• [Data records]:

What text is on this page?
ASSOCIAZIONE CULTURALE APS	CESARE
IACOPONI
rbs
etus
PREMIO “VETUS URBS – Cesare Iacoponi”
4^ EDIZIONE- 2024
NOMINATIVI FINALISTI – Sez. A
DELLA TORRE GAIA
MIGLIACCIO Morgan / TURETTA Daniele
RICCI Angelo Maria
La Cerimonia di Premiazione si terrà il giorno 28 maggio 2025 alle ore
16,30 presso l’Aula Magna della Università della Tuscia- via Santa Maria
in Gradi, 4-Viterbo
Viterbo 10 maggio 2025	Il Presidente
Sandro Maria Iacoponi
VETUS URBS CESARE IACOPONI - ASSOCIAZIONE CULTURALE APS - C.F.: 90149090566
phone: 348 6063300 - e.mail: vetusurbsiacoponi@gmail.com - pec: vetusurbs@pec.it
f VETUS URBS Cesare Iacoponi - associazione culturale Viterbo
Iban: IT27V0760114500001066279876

* * *

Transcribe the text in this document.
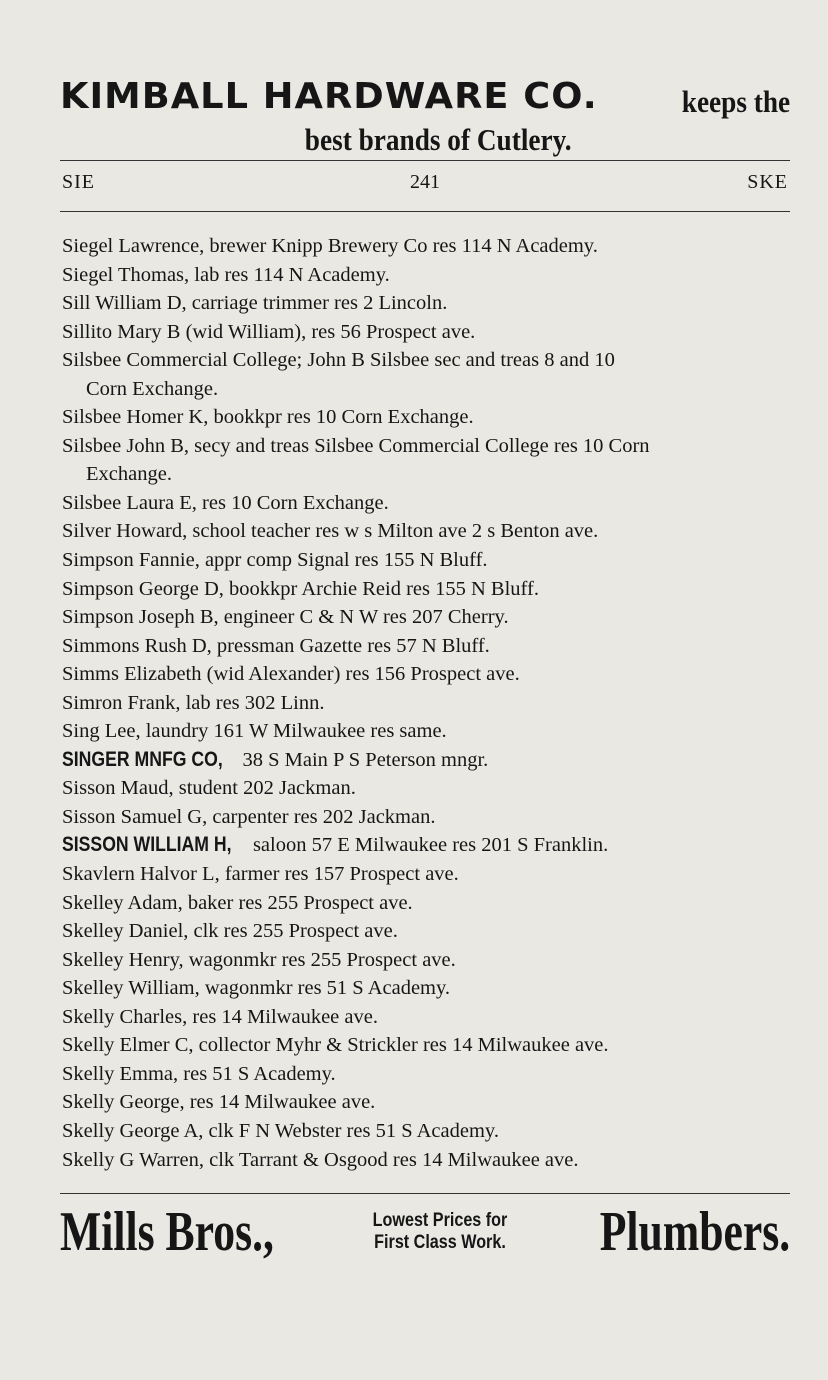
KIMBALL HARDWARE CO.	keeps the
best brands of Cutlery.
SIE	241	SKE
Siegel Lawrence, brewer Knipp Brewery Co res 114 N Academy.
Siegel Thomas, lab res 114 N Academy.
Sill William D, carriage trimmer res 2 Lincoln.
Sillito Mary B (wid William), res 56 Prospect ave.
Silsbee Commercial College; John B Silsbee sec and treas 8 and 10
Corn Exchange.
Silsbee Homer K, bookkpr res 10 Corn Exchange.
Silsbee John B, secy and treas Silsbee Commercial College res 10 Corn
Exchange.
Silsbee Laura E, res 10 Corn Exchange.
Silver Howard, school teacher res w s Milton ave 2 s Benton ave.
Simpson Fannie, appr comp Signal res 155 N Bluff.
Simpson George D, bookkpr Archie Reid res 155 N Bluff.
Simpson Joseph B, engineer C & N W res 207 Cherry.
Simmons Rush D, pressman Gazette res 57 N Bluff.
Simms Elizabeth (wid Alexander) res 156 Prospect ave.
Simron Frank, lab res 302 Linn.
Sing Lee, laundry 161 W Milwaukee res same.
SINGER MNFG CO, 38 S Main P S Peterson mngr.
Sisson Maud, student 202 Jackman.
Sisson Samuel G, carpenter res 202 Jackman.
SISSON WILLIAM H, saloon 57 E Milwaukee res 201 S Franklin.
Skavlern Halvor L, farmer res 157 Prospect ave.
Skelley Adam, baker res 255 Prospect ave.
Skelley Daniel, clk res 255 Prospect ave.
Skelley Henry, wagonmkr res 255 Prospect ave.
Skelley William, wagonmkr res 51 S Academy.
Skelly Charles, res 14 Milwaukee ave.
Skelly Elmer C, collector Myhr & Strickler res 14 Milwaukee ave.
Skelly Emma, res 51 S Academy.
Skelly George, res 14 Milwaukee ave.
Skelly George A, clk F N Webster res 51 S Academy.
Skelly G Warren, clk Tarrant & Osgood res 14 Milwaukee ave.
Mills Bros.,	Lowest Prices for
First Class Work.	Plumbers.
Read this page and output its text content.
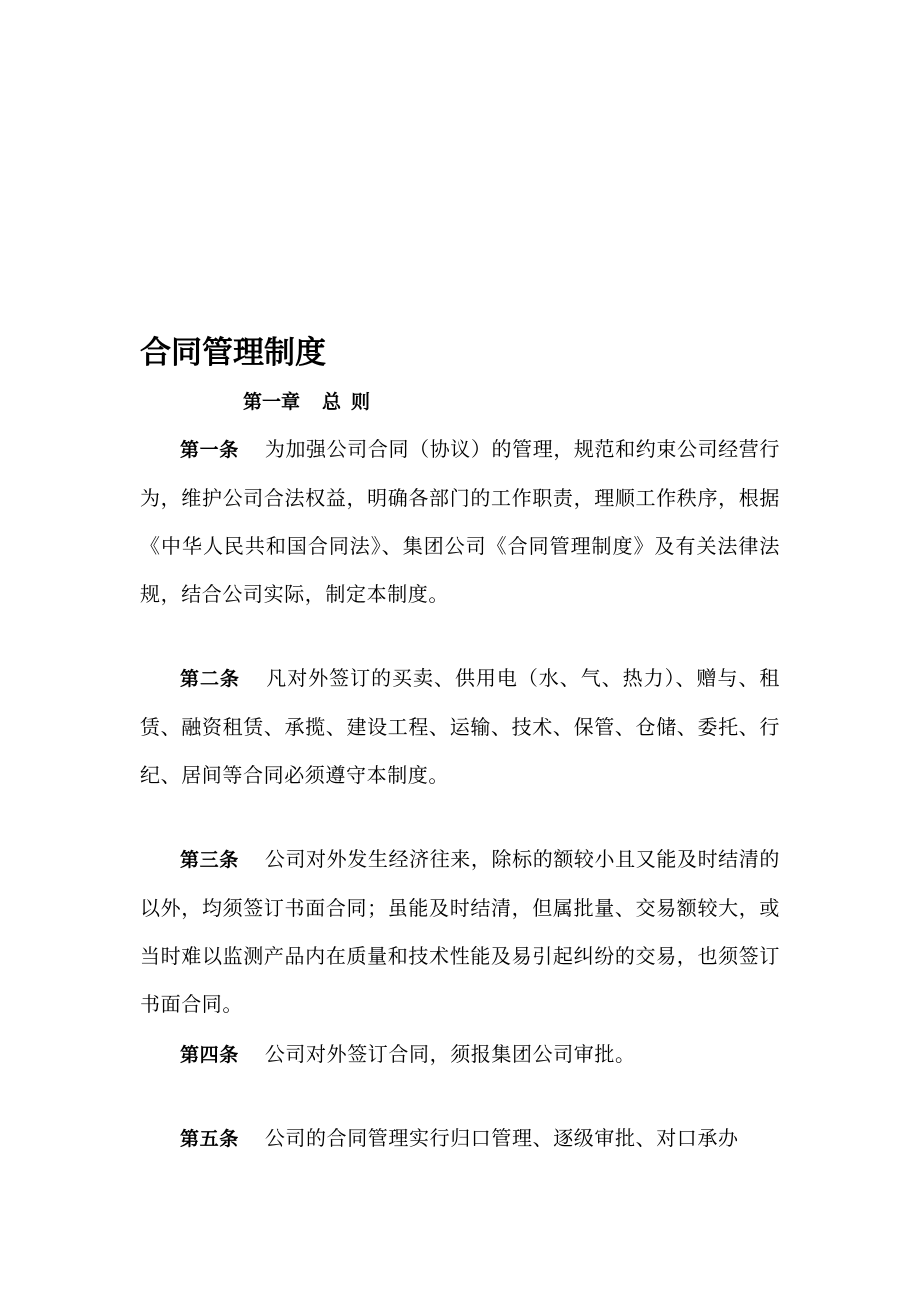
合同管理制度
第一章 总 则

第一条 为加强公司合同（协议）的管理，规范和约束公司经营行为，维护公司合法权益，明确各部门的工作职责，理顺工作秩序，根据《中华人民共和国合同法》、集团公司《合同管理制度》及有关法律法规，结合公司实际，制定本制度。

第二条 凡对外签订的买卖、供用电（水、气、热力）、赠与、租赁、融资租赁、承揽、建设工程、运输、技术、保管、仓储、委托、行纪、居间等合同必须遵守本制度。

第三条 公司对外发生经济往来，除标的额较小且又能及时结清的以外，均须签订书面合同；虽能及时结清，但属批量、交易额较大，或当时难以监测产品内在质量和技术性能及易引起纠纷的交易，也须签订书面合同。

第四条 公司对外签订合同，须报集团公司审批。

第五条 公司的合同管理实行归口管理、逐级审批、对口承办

• [PROMPT]:
State how many lines above include the word "College", and nothing more.

• [OUTPUT FOR THIS TASK]:
2